[Entries from a dataset]
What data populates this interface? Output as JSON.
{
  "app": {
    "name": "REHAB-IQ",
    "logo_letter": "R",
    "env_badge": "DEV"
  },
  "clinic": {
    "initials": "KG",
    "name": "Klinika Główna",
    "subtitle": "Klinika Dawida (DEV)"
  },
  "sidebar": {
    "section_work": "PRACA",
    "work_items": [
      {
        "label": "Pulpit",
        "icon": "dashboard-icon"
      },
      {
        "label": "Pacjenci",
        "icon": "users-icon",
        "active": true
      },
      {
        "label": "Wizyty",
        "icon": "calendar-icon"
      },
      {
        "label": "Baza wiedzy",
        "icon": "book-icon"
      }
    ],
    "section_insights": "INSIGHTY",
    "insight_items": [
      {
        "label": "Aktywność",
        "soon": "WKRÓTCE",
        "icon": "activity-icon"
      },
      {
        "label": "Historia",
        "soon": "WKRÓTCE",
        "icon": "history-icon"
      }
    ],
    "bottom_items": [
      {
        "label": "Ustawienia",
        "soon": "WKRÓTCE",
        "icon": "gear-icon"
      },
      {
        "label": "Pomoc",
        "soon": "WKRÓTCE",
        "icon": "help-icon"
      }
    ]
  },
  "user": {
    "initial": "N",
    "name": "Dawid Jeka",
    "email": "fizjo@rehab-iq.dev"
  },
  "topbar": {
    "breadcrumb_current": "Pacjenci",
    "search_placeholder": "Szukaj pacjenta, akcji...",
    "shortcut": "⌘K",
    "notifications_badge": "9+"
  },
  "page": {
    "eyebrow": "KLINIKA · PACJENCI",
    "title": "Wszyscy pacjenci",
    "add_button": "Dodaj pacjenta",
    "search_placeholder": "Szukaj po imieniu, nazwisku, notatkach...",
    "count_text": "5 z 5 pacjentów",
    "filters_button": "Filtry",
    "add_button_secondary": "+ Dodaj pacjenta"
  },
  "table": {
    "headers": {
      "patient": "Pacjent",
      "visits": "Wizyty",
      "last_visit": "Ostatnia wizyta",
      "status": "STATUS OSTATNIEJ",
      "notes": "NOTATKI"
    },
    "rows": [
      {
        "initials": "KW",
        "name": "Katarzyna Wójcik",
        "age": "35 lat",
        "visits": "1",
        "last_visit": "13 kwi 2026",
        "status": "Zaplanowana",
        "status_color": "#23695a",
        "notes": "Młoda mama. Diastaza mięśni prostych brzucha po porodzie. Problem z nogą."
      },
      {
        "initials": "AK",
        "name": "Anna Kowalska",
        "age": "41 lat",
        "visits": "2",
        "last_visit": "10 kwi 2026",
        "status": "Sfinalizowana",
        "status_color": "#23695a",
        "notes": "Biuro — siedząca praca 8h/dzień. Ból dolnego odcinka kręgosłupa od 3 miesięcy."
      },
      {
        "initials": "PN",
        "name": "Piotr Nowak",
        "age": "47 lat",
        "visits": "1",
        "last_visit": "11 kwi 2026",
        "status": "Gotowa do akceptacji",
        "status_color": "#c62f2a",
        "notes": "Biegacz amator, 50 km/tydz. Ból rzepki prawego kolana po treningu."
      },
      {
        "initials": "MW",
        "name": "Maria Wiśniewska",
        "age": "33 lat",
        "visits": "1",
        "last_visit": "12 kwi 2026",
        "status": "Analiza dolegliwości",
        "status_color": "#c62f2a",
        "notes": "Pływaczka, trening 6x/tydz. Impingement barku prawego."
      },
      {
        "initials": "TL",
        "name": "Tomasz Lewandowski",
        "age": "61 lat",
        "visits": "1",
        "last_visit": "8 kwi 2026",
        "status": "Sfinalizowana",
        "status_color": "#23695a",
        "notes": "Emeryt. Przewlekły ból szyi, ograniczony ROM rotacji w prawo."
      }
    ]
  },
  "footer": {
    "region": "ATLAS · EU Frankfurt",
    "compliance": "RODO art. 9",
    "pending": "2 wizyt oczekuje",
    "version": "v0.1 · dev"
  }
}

**SET EXERCISE:** Output the records verbatim, from the first line to the last.

**RESPONSE:**
What data populates this interface? Output as JSON.
{
  "app": {
    "name": "REHAB-IQ",
    "logo_letter": "R",
    "env_badge": "DEV"
  },
  "clinic": {
    "initials": "KG",
    "name": "Klinika Główna",
    "subtitle": "Klinika Dawida (DEV)"
  },
  "sidebar": {
    "section_work": "PRACA",
    "work_items": [
      {
        "label": "Pulpit",
        "icon": "dashboard-icon"
      },
      {
        "label": "Pacjenci",
        "icon": "users-icon",
        "active": true
      },
      {
        "label": "Wizyty",
        "icon": "calendar-icon"
      },
      {
        "label": "Baza wiedzy",
        "icon": "book-icon"
      }
    ],
    "section_insights": "INSIGHTY",
    "insight_items": [
      {
        "label": "Aktywność",
        "soon": "WKRÓTCE",
        "icon": "activity-icon"
      },
      {
        "label": "Historia",
        "soon": "WKRÓTCE",
        "icon": "history-icon"
      }
    ],
    "bottom_items": [
      {
        "label": "Ustawienia",
        "soon": "WKRÓTCE",
        "icon": "gear-icon"
      },
      {
        "label": "Pomoc",
        "soon": "WKRÓTCE",
        "icon": "help-icon"
      }
    ]
  },
  "user": {
    "initial": "N",
    "name": "Dawid Jeka",
    "email": "fizjo@rehab-iq.dev"
  },
  "topbar": {
    "breadcrumb_current": "Pacjenci",
    "search_placeholder": "Szukaj pacjenta, akcji...",
    "shortcut": "⌘K",
    "notifications_badge": "9+"
  },
  "page": {
    "eyebrow": "KLINIKA · PACJENCI",
    "title": "Wszyscy pacjenci",
    "add_button": "Dodaj pacjenta",
    "search_placeholder": "Szukaj po imieniu, nazwisku, notatkach...",
    "count_text": "5 z 5 pacjentów",
    "filters_button": "Filtry",
    "add_button_secondary": "+ Dodaj pacjenta"
  },
  "table": {
    "headers": {
      "patient": "Pacjent",
      "visits": "Wizyty",
      "last_visit": "Ostatnia wizyta",
      "status": "STATUS OSTATNIEJ",
      "notes": "NOTATKI"
    },
    "rows": [
      {
        "initials": "KW",
        "name": "Katarzyna Wójcik",
        "age": "35 lat",
        "visits": "1",
        "last_visit": "13 kwi 2026",
        "status": "Zaplanowana",
        "status_color": "#23695a",
        "notes": "Młoda mama. Diastaza mięśni prostych brzucha po porodzie. Problem z nogą."
      },
      {
        "initials": "AK",
        "name": "Anna Kowalska",
        "age": "41 lat",
        "visits": "2",
        "last_visit": "10 kwi 2026",
        "status": "Sfinalizowana",
        "status_color": "#23695a",
        "notes": "Biuro — siedząca praca 8h/dzień. Ból dolnego odcinka kręgosłupa od 3 miesięcy."
      },
      {
        "initials": "PN",
        "name": "Piotr Nowak",
        "age": "47 lat",
        "visits": "1",
        "last_visit": "11 kwi 2026",
        "status": "Gotowa do akceptacji",
        "status_color": "#c62f2a",
        "notes": "Biegacz amator, 50 km/tydz. Ból rzepki prawego kolana po treningu."
      },
      {
        "initials": "MW",
        "name": "Maria Wiśniewska",
        "age": "33 lat",
        "visits": "1",
        "last_visit": "12 kwi 2026",
        "status": "Analiza dolegliwości",
        "status_color": "#c62f2a",
        "notes": "Pływaczka, trening 6x/tydz. Impingement barku prawego."
      },
      {
        "initials": "TL",
        "name": "Tomasz Lewandowski",
        "age": "61 lat",
        "visits": "1",
        "last_visit": "8 kwi 2026",
        "status": "Sfinalizowana",
        "status_color": "#23695a",
        "notes": "Emeryt. Przewlekły ból szyi, ograniczony ROM rotacji w prawo."
      }
    ]
  },
  "footer": {
    "region": "ATLAS · EU Frankfurt",
    "compliance": "RODO art. 9",
    "pending": "2 wizyt oczekuje",
    "version": "v0.1 · dev"
  }
}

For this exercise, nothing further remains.